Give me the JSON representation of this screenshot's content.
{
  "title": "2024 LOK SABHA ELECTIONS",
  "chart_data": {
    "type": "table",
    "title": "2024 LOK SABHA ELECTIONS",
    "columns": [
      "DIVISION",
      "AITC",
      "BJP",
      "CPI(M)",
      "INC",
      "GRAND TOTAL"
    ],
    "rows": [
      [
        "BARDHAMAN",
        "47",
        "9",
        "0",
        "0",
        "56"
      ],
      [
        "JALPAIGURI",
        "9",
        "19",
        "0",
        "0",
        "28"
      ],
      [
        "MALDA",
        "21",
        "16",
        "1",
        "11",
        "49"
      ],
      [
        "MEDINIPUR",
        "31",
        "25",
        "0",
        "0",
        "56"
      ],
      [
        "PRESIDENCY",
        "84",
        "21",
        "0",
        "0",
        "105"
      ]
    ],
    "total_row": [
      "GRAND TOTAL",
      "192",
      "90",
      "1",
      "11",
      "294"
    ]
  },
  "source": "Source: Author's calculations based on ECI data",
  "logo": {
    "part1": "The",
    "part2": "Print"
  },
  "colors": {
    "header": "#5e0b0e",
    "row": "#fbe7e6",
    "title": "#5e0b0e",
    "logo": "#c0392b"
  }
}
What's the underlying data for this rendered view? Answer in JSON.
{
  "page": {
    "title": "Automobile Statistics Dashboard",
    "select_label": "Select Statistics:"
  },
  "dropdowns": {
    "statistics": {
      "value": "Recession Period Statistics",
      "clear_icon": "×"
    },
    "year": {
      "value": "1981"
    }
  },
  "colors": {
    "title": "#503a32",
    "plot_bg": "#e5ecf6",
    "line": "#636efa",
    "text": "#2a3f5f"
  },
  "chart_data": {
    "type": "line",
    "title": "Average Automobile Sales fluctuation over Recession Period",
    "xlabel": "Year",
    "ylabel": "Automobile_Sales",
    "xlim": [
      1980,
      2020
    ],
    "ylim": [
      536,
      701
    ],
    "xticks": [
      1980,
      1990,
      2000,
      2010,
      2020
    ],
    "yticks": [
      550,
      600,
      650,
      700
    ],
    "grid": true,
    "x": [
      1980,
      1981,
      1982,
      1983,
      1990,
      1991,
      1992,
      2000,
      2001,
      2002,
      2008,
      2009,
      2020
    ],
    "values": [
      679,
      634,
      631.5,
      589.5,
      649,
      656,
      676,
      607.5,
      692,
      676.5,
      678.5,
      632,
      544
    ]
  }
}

• What you have to do:
Would you copy out each line exactly as written?

• Full solution:
Give me the JSON representation of this screenshot's content.
{
  "title": "2024 LOK SABHA ELECTIONS",
  "chart_data": {
    "type": "table",
    "title": "2024 LOK SABHA ELECTIONS",
    "columns": [
      "DIVISION",
      "AITC",
      "BJP",
      "CPI(M)",
      "INC",
      "GRAND TOTAL"
    ],
    "rows": [
      [
        "BARDHAMAN",
        "47",
        "9",
        "0",
        "0",
        "56"
      ],
      [
        "JALPAIGURI",
        "9",
        "19",
        "0",
        "0",
        "28"
      ],
      [
        "MALDA",
        "21",
        "16",
        "1",
        "11",
        "49"
      ],
      [
        "MEDINIPUR",
        "31",
        "25",
        "0",
        "0",
        "56"
      ],
      [
        "PRESIDENCY",
        "84",
        "21",
        "0",
        "0",
        "105"
      ]
    ],
    "total_row": [
      "GRAND TOTAL",
      "192",
      "90",
      "1",
      "11",
      "294"
    ]
  },
  "source": "Source: Author's calculations based on ECI data",
  "logo": {
    "part1": "The",
    "part2": "Print"
  },
  "colors": {
    "header": "#5e0b0e",
    "row": "#fbe7e6",
    "title": "#5e0b0e",
    "logo": "#c0392b"
  }
}
What's the underlying data for this rendered view? Answer in JSON.
{
  "page": {
    "title": "Automobile Statistics Dashboard",
    "select_label": "Select Statistics:"
  },
  "dropdowns": {
    "statistics": {
      "value": "Recession Period Statistics",
      "clear_icon": "×"
    },
    "year": {
      "value": "1981"
    }
  },
  "colors": {
    "title": "#503a32",
    "plot_bg": "#e5ecf6",
    "line": "#636efa",
    "text": "#2a3f5f"
  },
  "chart_data": {
    "type": "line",
    "title": "Average Automobile Sales fluctuation over Recession Period",
    "xlabel": "Year",
    "ylabel": "Automobile_Sales",
    "xlim": [
      1980,
      2020
    ],
    "ylim": [
      536,
      701
    ],
    "xticks": [
      1980,
      1990,
      2000,
      2010,
      2020
    ],
    "yticks": [
      550,
      600,
      650,
      700
    ],
    "grid": true,
    "x": [
      1980,
      1981,
      1982,
      1983,
      1990,
      1991,
      1992,
      2000,
      2001,
      2002,
      2008,
      2009,
      2020
    ],
    "values": [
      679,
      634,
      631.5,
      589.5,
      649,
      656,
      676,
      607.5,
      692,
      676.5,
      678.5,
      632,
      544
    ]
  }
}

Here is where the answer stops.